Short task ▸
What number of lines hold the word "Frekvensrespons"? State that number and nothing besides.

————————

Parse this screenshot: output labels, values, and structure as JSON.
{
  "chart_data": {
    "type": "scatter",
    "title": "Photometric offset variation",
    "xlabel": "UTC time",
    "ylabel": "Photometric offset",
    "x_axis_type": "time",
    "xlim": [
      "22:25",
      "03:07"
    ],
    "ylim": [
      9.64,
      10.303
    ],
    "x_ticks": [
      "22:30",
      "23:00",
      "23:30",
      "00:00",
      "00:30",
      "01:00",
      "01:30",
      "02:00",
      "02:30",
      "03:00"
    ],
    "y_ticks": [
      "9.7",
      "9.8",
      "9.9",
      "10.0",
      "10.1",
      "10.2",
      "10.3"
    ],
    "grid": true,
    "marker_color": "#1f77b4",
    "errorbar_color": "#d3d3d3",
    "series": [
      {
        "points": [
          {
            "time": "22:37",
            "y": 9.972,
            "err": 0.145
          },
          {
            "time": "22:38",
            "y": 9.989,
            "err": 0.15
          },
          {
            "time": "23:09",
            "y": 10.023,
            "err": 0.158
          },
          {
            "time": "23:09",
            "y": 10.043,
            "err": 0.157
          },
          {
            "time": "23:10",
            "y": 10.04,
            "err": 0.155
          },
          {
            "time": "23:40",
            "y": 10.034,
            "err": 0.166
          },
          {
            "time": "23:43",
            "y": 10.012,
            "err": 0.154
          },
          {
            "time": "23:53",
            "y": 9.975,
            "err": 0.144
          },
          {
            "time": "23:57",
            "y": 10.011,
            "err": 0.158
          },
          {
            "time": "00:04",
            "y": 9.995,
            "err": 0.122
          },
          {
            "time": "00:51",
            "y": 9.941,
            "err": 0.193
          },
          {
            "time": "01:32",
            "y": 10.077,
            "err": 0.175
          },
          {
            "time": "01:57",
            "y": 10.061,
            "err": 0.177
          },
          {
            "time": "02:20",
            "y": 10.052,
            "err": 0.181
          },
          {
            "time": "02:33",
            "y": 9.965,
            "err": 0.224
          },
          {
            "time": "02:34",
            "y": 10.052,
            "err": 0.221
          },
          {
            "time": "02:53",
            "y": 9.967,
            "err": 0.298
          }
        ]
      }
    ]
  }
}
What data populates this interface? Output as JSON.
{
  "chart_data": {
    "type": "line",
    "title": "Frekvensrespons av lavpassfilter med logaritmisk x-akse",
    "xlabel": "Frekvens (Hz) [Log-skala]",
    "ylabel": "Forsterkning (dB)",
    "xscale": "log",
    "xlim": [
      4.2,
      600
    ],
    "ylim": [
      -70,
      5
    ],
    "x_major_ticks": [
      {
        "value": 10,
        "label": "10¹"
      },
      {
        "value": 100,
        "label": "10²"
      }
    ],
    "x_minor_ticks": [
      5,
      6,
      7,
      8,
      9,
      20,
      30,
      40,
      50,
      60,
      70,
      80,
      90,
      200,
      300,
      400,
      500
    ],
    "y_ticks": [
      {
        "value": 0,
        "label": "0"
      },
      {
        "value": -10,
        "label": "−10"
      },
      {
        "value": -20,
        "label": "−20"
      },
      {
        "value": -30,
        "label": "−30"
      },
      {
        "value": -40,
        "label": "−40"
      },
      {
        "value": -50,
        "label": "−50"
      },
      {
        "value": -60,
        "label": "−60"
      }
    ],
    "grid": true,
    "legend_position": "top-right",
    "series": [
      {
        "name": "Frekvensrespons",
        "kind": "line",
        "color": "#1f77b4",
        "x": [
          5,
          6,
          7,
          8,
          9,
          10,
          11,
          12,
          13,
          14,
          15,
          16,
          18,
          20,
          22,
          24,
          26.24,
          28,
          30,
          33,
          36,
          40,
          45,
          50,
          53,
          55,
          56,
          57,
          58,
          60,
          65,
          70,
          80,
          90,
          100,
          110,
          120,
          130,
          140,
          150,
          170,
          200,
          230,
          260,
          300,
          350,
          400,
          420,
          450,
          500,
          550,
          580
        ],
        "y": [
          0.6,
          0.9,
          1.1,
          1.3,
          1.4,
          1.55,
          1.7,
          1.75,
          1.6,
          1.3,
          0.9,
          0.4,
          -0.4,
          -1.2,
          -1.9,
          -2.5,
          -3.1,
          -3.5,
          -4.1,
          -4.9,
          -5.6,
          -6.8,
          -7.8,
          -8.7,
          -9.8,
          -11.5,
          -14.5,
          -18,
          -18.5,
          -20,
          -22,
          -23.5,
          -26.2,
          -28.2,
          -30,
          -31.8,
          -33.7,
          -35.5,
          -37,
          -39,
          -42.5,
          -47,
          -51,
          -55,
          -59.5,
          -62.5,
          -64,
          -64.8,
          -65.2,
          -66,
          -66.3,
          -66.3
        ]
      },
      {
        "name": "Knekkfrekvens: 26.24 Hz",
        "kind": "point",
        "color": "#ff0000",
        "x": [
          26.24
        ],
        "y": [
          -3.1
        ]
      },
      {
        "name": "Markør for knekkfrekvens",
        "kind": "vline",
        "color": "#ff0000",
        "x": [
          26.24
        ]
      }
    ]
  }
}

————————

Finished answer ▸
2